Task goal -
Reproduce the listing word for word, leaving every picture behind.

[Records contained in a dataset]
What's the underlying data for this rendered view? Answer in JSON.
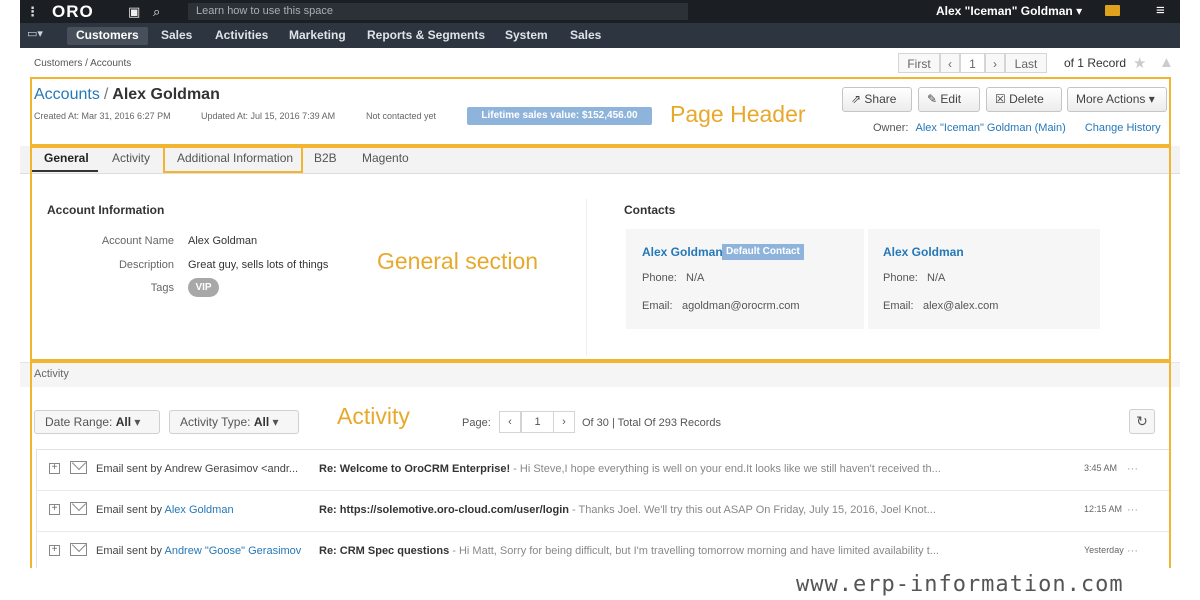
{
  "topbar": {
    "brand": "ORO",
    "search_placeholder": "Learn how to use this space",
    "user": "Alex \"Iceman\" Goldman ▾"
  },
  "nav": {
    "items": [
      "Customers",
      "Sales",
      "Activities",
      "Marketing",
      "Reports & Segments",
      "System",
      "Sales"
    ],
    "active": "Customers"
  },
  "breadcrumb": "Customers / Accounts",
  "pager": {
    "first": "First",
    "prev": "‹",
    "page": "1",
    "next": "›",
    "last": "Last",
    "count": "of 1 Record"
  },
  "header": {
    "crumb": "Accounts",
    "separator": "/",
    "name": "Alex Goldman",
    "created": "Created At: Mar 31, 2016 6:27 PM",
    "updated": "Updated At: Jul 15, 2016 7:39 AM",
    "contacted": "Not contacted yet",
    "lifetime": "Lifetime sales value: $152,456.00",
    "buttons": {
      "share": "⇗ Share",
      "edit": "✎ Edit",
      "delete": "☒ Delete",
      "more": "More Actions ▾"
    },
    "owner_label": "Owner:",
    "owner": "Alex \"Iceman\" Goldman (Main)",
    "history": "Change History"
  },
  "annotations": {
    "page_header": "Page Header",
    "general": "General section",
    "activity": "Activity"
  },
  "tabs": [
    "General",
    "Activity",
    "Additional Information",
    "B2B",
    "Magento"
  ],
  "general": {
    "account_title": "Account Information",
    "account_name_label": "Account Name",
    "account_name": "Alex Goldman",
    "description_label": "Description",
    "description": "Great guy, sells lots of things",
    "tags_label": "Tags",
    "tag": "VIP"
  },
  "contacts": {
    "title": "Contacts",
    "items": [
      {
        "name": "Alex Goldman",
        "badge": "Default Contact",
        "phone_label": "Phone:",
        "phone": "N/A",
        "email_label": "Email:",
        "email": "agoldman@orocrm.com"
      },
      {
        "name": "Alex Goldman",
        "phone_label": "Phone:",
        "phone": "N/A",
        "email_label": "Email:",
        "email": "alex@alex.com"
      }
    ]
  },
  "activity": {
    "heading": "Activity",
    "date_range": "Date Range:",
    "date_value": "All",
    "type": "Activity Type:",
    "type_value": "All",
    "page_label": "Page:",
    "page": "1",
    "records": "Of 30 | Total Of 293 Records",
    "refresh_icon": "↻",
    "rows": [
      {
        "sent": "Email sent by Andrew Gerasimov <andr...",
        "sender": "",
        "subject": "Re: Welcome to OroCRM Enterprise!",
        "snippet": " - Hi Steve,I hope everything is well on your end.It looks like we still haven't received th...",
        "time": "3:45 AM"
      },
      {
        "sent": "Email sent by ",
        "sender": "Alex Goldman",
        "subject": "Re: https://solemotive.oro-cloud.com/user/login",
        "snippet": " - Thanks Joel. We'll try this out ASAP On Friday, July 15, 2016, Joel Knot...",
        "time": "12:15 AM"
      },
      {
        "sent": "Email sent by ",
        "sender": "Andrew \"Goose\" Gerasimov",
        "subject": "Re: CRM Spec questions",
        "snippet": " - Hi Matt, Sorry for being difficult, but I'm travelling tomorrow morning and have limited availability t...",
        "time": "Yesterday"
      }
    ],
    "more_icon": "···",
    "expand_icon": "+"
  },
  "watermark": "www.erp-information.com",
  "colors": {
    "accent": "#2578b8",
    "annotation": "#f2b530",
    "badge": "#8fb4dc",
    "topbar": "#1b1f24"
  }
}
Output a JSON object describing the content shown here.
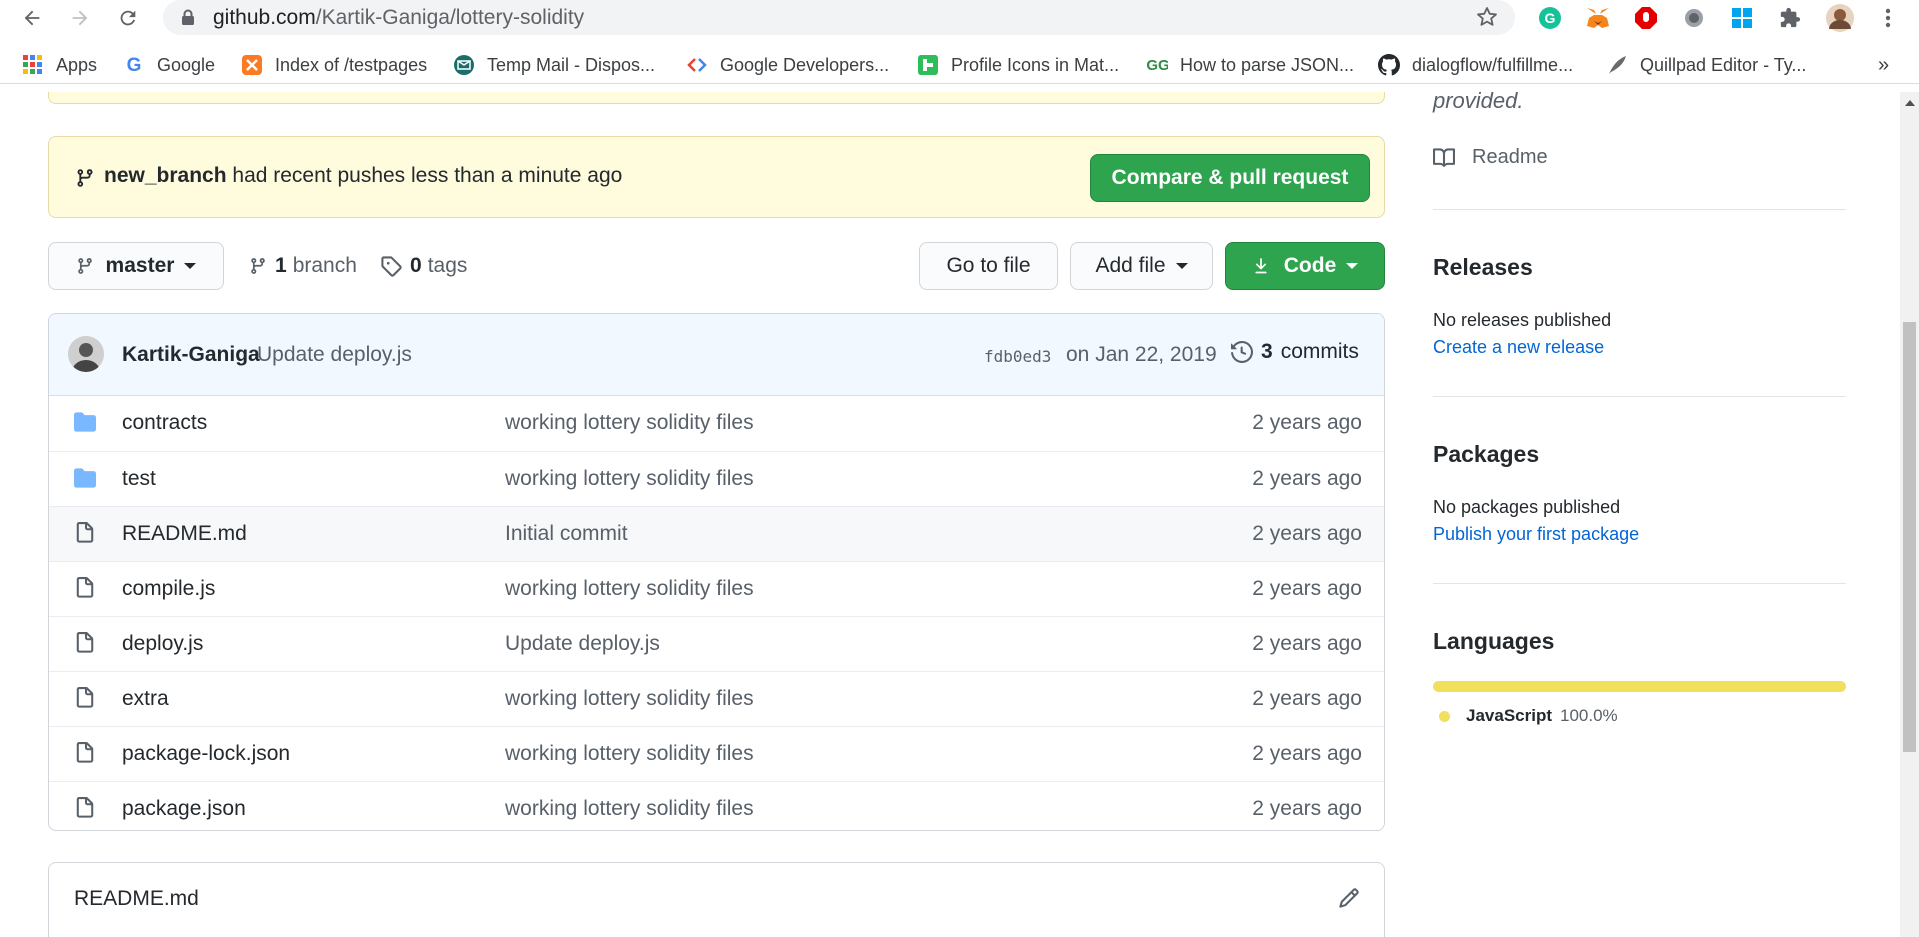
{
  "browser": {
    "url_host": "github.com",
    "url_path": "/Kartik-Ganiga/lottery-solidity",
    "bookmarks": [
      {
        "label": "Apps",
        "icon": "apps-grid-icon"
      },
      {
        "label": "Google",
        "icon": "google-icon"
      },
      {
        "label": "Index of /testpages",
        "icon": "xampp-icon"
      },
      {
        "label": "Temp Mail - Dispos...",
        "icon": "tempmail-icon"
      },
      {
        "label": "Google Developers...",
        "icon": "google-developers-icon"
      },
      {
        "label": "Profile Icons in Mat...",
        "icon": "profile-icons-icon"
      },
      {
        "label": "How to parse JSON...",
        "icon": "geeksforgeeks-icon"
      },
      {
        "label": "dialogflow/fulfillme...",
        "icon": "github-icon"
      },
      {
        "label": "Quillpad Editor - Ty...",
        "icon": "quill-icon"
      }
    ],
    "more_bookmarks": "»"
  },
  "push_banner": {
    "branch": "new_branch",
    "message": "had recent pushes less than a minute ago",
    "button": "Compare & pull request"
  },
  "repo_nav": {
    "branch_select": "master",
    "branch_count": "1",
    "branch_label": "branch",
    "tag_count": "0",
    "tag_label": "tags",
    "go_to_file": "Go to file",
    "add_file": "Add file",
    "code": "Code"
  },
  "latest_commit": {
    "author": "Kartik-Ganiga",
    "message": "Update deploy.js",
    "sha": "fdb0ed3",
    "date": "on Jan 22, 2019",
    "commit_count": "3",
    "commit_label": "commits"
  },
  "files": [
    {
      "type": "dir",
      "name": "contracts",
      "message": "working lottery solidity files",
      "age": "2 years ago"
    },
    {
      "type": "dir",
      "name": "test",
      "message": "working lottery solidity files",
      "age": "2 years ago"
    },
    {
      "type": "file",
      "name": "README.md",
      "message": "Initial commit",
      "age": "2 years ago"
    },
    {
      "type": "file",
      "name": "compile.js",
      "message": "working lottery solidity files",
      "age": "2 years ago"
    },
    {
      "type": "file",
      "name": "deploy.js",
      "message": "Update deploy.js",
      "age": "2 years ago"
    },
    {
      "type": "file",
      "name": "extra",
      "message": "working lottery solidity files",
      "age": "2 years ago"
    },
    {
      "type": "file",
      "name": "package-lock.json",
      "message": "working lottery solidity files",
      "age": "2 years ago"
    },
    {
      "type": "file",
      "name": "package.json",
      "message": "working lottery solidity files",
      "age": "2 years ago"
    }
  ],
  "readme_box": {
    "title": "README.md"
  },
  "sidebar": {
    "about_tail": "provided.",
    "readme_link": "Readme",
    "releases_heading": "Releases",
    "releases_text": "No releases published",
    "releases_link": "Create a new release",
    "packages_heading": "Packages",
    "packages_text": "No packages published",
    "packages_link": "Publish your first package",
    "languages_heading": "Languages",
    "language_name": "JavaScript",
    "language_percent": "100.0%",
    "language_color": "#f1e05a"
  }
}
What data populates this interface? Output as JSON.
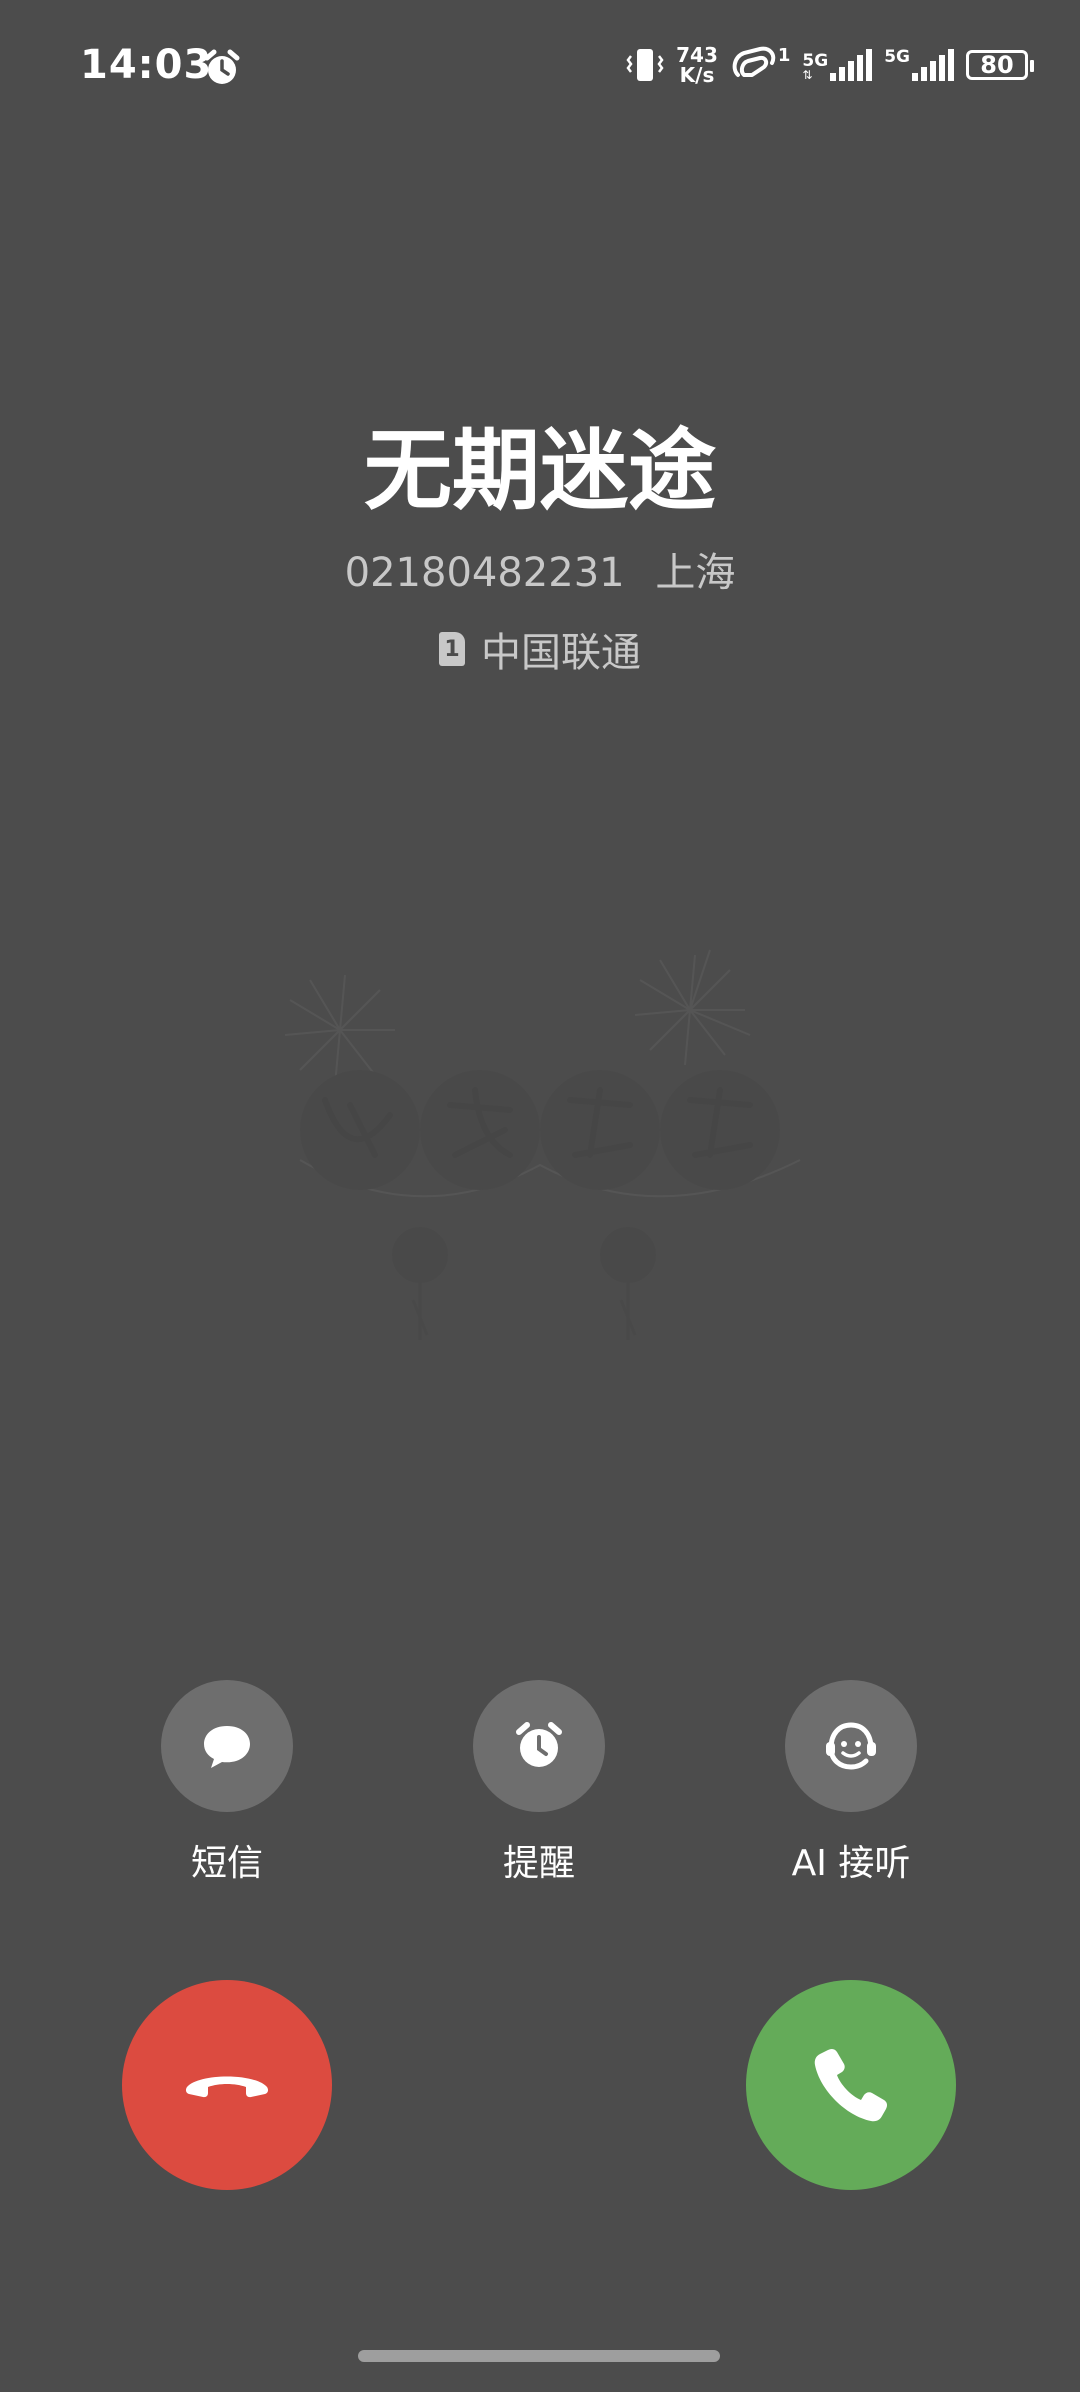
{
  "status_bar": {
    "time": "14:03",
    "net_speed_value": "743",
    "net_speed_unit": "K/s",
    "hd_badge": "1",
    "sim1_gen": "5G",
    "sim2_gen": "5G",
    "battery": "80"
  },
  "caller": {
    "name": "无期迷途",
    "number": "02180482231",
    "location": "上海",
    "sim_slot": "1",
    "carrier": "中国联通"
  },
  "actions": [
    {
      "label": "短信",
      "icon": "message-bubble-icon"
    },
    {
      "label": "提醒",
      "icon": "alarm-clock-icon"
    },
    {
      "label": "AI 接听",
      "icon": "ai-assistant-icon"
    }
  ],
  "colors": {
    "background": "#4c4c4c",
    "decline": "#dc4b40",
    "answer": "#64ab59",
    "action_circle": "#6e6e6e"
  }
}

Task output -
What's the underlying data for this rendered view? Answer in JSON.
{
  "topbar": {
    "brand": "ORO",
    "search_placeholder": "Learn how to use this space",
    "user": "Alex \"Iceman\" Goldman ▾"
  },
  "nav": {
    "items": [
      "Customers",
      "Sales",
      "Activities",
      "Marketing",
      "Reports & Segments",
      "System",
      "Sales"
    ],
    "active": "Customers"
  },
  "breadcrumb": "Customers / Accounts",
  "pager": {
    "first": "First",
    "prev": "‹",
    "page": "1",
    "next": "›",
    "last": "Last",
    "count": "of 1 Record"
  },
  "header": {
    "crumb": "Accounts",
    "separator": "/",
    "name": "Alex Goldman",
    "created": "Created At: Mar 31, 2016 6:27 PM",
    "updated": "Updated At: Jul 15, 2016 7:39 AM",
    "contacted": "Not contacted yet",
    "lifetime": "Lifetime sales value: $152,456.00",
    "buttons": {
      "share": "⇗ Share",
      "edit": "✎ Edit",
      "delete": "☒ Delete",
      "more": "More Actions ▾"
    },
    "owner_label": "Owner:",
    "owner": "Alex \"Iceman\" Goldman (Main)",
    "history": "Change History"
  },
  "annotations": {
    "page_header": "Page Header",
    "general": "General section",
    "activity": "Activity"
  },
  "tabs": [
    "General",
    "Activity",
    "Additional Information",
    "B2B",
    "Magento"
  ],
  "general": {
    "account_title": "Account Information",
    "account_name_label": "Account Name",
    "account_name": "Alex Goldman",
    "description_label": "Description",
    "description": "Great guy, sells lots of things",
    "tags_label": "Tags",
    "tag": "VIP"
  },
  "contacts": {
    "title": "Contacts",
    "items": [
      {
        "name": "Alex Goldman",
        "badge": "Default Contact",
        "phone_label": "Phone:",
        "phone": "N/A",
        "email_label": "Email:",
        "email": "agoldman@orocrm.com"
      },
      {
        "name": "Alex Goldman",
        "phone_label": "Phone:",
        "phone": "N/A",
        "email_label": "Email:",
        "email": "alex@alex.com"
      }
    ]
  },
  "activity": {
    "heading": "Activity",
    "date_range": "Date Range:",
    "date_value": "All",
    "type": "Activity Type:",
    "type_value": "All",
    "page_label": "Page:",
    "page": "1",
    "records": "Of 30 | Total Of 293 Records",
    "refresh_icon": "↻",
    "rows": [
      {
        "sent": "Email sent by Andrew Gerasimov <andr...",
        "sender": "",
        "subject": "Re: Welcome to OroCRM Enterprise!",
        "snippet": " - Hi Steve,I hope everything is well on your end.It looks like we still haven't received th...",
        "time": "3:45 AM"
      },
      {
        "sent": "Email sent by ",
        "sender": "Alex Goldman",
        "subject": "Re: https://solemotive.oro-cloud.com/user/login",
        "snippet": " - Thanks Joel. We'll try this out ASAP On Friday, July 15, 2016, Joel Knot...",
        "time": "12:15 AM"
      },
      {
        "sent": "Email sent by ",
        "sender": "Andrew \"Goose\" Gerasimov",
        "subject": "Re: CRM Spec questions",
        "snippet": " - Hi Matt, Sorry for being difficult, but I'm travelling tomorrow morning and have limited availability t...",
        "time": "Yesterday"
      }
    ],
    "more_icon": "···",
    "expand_icon": "+"
  },
  "watermark": "www.erp-information.com",
  "colors": {
    "accent": "#2578b8",
    "annotation": "#f2b530",
    "badge": "#8fb4dc",
    "topbar": "#1b1f24"
  }
}
Output a JSON object describing the content shown here.
{
  "browser": {
    "url_host": "github.com",
    "url_path": "/Kartik-Ganiga/lottery-solidity",
    "bookmarks": [
      {
        "label": "Apps",
        "icon": "apps-grid-icon"
      },
      {
        "label": "Google",
        "icon": "google-icon"
      },
      {
        "label": "Index of /testpages",
        "icon": "xampp-icon"
      },
      {
        "label": "Temp Mail - Dispos...",
        "icon": "tempmail-icon"
      },
      {
        "label": "Google Developers...",
        "icon": "google-developers-icon"
      },
      {
        "label": "Profile Icons in Mat...",
        "icon": "profile-icons-icon"
      },
      {
        "label": "How to parse JSON...",
        "icon": "geeksforgeeks-icon"
      },
      {
        "label": "dialogflow/fulfillme...",
        "icon": "github-icon"
      },
      {
        "label": "Quillpad Editor - Ty...",
        "icon": "quill-icon"
      }
    ],
    "more_bookmarks": "»"
  },
  "push_banner": {
    "branch": "new_branch",
    "message": "had recent pushes less than a minute ago",
    "button": "Compare & pull request"
  },
  "repo_nav": {
    "branch_select": "master",
    "branch_count": "1",
    "branch_label": "branch",
    "tag_count": "0",
    "tag_label": "tags",
    "go_to_file": "Go to file",
    "add_file": "Add file",
    "code": "Code"
  },
  "latest_commit": {
    "author": "Kartik-Ganiga",
    "message": "Update deploy.js",
    "sha": "fdb0ed3",
    "date": "on Jan 22, 2019",
    "commit_count": "3",
    "commit_label": "commits"
  },
  "files": [
    {
      "type": "dir",
      "name": "contracts",
      "message": "working lottery solidity files",
      "age": "2 years ago"
    },
    {
      "type": "dir",
      "name": "test",
      "message": "working lottery solidity files",
      "age": "2 years ago"
    },
    {
      "type": "file",
      "name": "README.md",
      "message": "Initial commit",
      "age": "2 years ago"
    },
    {
      "type": "file",
      "name": "compile.js",
      "message": "working lottery solidity files",
      "age": "2 years ago"
    },
    {
      "type": "file",
      "name": "deploy.js",
      "message": "Update deploy.js",
      "age": "2 years ago"
    },
    {
      "type": "file",
      "name": "extra",
      "message": "working lottery solidity files",
      "age": "2 years ago"
    },
    {
      "type": "file",
      "name": "package-lock.json",
      "message": "working lottery solidity files",
      "age": "2 years ago"
    },
    {
      "type": "file",
      "name": "package.json",
      "message": "working lottery solidity files",
      "age": "2 years ago"
    }
  ],
  "readme_box": {
    "title": "README.md"
  },
  "sidebar": {
    "about_tail": "provided.",
    "readme_link": "Readme",
    "releases_heading": "Releases",
    "releases_text": "No releases published",
    "releases_link": "Create a new release",
    "packages_heading": "Packages",
    "packages_text": "No packages published",
    "packages_link": "Publish your first package",
    "languages_heading": "Languages",
    "language_name": "JavaScript",
    "language_percent": "100.0%",
    "language_color": "#f1e05a"
  }
}
What data populates this interface? Output as JSON.
{
  "status_bar": {
    "time": "14:03",
    "net_speed_value": "743",
    "net_speed_unit": "K/s",
    "hd_badge": "1",
    "sim1_gen": "5G",
    "sim2_gen": "5G",
    "battery": "80"
  },
  "caller": {
    "name": "无期迷途",
    "number": "02180482231",
    "location": "上海",
    "sim_slot": "1",
    "carrier": "中国联通"
  },
  "actions": [
    {
      "label": "短信",
      "icon": "message-bubble-icon"
    },
    {
      "label": "提醒",
      "icon": "alarm-clock-icon"
    },
    {
      "label": "AI 接听",
      "icon": "ai-assistant-icon"
    }
  ],
  "colors": {
    "background": "#4c4c4c",
    "decline": "#dc4b40",
    "answer": "#64ab59",
    "action_circle": "#6e6e6e"
  }
}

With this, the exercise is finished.